__Task inputs__:
--- BEGIN ---

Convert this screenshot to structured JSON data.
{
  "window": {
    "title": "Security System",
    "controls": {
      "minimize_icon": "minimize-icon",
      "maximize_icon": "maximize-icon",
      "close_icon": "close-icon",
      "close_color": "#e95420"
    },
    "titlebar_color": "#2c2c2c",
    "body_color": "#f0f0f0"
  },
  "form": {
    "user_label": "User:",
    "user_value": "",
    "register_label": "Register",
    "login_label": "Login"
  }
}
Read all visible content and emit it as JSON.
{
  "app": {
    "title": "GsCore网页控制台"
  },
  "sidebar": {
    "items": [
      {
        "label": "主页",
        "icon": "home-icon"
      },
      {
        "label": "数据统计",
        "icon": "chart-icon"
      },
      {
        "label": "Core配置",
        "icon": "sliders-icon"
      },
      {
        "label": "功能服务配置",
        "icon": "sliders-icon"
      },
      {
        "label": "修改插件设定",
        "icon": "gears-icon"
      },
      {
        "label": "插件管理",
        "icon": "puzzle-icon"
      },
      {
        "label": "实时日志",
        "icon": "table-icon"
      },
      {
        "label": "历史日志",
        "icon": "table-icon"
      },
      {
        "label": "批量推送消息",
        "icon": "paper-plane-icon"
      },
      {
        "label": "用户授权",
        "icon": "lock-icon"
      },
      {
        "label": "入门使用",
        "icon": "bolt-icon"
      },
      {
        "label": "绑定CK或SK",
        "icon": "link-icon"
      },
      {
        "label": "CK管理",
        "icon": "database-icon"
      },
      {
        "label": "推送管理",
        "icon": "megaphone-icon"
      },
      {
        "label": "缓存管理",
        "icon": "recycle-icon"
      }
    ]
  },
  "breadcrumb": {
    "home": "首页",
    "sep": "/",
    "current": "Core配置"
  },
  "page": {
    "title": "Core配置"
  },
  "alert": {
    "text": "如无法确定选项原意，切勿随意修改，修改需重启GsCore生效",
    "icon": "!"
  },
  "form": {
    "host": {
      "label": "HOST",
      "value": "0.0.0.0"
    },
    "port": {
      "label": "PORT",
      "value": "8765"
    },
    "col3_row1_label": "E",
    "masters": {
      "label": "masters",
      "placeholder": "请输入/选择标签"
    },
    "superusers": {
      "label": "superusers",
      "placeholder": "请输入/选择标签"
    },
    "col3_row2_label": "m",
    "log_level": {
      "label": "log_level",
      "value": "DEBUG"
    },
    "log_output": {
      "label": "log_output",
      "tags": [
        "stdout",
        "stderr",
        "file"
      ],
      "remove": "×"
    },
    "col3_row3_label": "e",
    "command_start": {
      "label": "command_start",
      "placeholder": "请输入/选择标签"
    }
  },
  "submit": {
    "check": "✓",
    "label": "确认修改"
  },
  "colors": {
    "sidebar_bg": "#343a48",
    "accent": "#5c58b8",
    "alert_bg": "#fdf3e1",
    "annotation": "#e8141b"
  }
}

--- END ---

__Problem to solve__: Output the records verbatim, from the first line to the last.

__The solution__:
Convert this screenshot to structured JSON data.
{
  "window": {
    "title": "Security System",
    "controls": {
      "minimize_icon": "minimize-icon",
      "maximize_icon": "maximize-icon",
      "close_icon": "close-icon",
      "close_color": "#e95420"
    },
    "titlebar_color": "#2c2c2c",
    "body_color": "#f0f0f0"
  },
  "form": {
    "user_label": "User:",
    "user_value": "",
    "register_label": "Register",
    "login_label": "Login"
  }
}
Read all visible content and emit it as JSON.
{
  "app": {
    "title": "GsCore网页控制台"
  },
  "sidebar": {
    "items": [
      {
        "label": "主页",
        "icon": "home-icon"
      },
      {
        "label": "数据统计",
        "icon": "chart-icon"
      },
      {
        "label": "Core配置",
        "icon": "sliders-icon"
      },
      {
        "label": "功能服务配置",
        "icon": "sliders-icon"
      },
      {
        "label": "修改插件设定",
        "icon": "gears-icon"
      },
      {
        "label": "插件管理",
        "icon": "puzzle-icon"
      },
      {
        "label": "实时日志",
        "icon": "table-icon"
      },
      {
        "label": "历史日志",
        "icon": "table-icon"
      },
      {
        "label": "批量推送消息",
        "icon": "paper-plane-icon"
      },
      {
        "label": "用户授权",
        "icon": "lock-icon"
      },
      {
        "label": "入门使用",
        "icon": "bolt-icon"
      },
      {
        "label": "绑定CK或SK",
        "icon": "link-icon"
      },
      {
        "label": "CK管理",
        "icon": "database-icon"
      },
      {
        "label": "推送管理",
        "icon": "megaphone-icon"
      },
      {
        "label": "缓存管理",
        "icon": "recycle-icon"
      }
    ]
  },
  "breadcrumb": {
    "home": "首页",
    "sep": "/",
    "current": "Core配置"
  },
  "page": {
    "title": "Core配置"
  },
  "alert": {
    "text": "如无法确定选项原意，切勿随意修改，修改需重启GsCore生效",
    "icon": "!"
  },
  "form": {
    "host": {
      "label": "HOST",
      "value": "0.0.0.0"
    },
    "port": {
      "label": "PORT",
      "value": "8765"
    },
    "col3_row1_label": "E",
    "masters": {
      "label": "masters",
      "placeholder": "请输入/选择标签"
    },
    "superusers": {
      "label": "superusers",
      "placeholder": "请输入/选择标签"
    },
    "col3_row2_label": "m",
    "log_level": {
      "label": "log_level",
      "value": "DEBUG"
    },
    "log_output": {
      "label": "log_output",
      "tags": [
        "stdout",
        "stderr",
        "file"
      ],
      "remove": "×"
    },
    "col3_row3_label": "e",
    "command_start": {
      "label": "command_start",
      "placeholder": "请输入/选择标签"
    }
  },
  "submit": {
    "check": "✓",
    "label": "确认修改"
  },
  "colors": {
    "sidebar_bg": "#343a48",
    "accent": "#5c58b8",
    "alert_bg": "#fdf3e1",
    "annotation": "#e8141b"
  }
}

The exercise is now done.